* **Exercise**
From the material below, list every line containing "JSON".
— start —
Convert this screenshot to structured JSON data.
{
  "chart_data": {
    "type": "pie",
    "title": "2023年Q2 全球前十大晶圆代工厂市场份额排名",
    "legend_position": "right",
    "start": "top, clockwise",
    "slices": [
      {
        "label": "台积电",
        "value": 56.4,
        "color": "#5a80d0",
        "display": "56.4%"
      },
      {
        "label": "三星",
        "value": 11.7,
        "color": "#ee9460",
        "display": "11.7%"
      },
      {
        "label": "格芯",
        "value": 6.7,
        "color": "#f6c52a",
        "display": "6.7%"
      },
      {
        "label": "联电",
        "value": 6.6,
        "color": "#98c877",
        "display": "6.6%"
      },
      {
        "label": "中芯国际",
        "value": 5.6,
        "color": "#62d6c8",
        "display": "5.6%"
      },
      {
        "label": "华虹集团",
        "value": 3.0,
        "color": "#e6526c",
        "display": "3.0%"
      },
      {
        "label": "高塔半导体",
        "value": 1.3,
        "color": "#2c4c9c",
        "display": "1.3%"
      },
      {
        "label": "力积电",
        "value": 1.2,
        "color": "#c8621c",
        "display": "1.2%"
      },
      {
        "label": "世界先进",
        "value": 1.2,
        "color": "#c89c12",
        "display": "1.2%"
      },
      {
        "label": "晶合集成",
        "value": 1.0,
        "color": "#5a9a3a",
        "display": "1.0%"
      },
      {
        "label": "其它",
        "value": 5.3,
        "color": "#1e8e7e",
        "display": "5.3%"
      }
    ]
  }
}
— end —
— start —
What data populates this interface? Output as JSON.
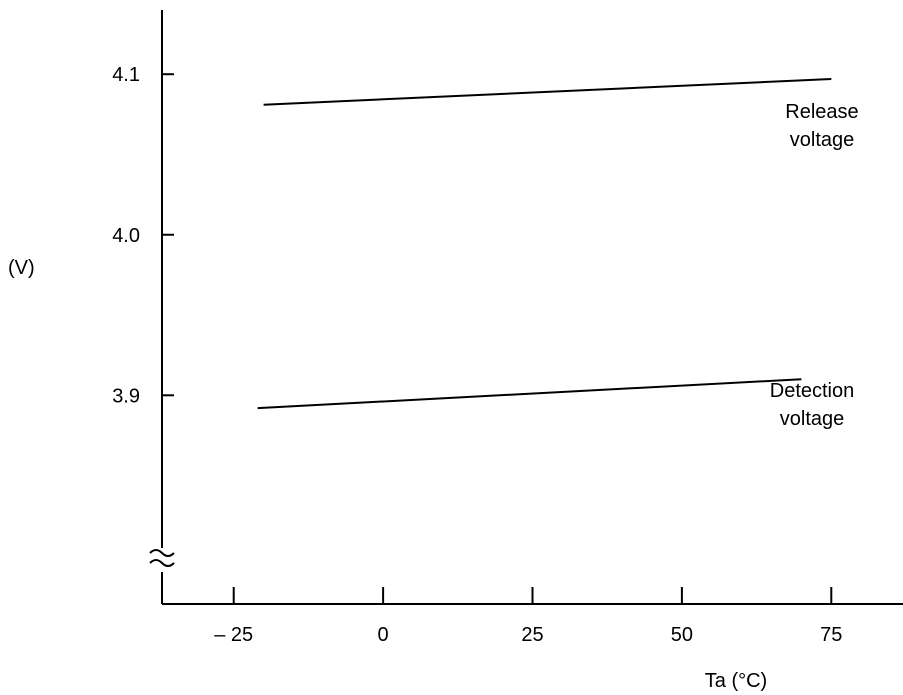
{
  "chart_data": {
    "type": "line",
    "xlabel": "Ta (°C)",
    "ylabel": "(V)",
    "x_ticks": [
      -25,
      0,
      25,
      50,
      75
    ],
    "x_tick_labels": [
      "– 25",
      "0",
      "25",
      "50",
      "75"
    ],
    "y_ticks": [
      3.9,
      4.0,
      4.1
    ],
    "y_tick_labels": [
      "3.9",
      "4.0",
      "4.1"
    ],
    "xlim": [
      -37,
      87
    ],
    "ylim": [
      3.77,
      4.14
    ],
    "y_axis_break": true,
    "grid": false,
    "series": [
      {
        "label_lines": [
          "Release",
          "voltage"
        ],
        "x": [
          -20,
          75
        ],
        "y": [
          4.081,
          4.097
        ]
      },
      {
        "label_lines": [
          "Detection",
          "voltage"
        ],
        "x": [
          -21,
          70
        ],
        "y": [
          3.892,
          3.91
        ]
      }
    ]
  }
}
— end —
— start —
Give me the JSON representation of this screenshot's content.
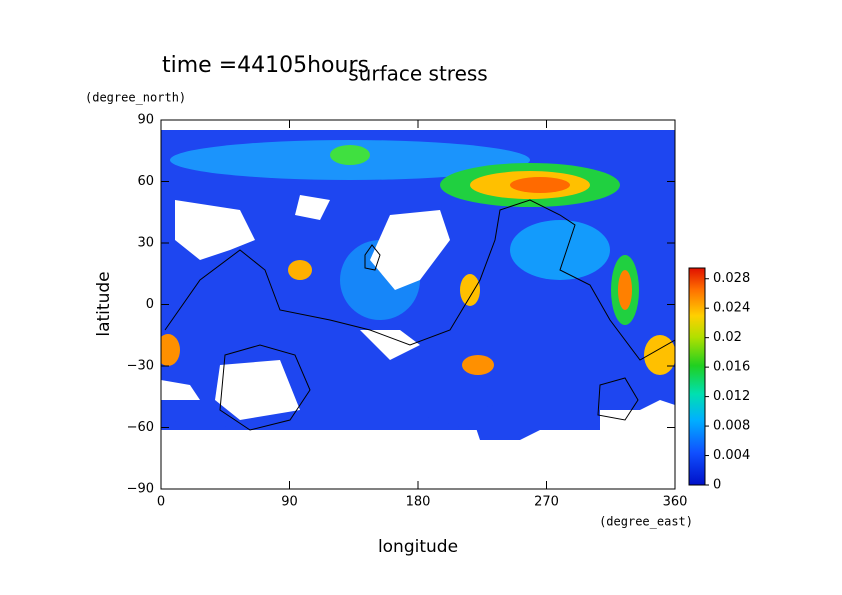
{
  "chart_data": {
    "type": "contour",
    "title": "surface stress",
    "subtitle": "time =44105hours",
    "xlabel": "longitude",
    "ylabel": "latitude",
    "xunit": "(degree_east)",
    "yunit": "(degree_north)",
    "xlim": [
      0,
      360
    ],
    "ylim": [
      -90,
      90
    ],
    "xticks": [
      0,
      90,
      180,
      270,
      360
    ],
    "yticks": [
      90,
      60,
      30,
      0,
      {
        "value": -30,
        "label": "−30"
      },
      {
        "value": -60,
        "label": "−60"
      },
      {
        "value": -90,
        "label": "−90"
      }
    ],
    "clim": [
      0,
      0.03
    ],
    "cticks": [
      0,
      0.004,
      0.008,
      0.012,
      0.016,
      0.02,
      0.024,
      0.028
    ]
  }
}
— end —
* **Exercise response**
Convert this screenshot to structured JSON data.
What data populates this interface? Output as JSON.
Give me the JSON representation of this screenshot's content.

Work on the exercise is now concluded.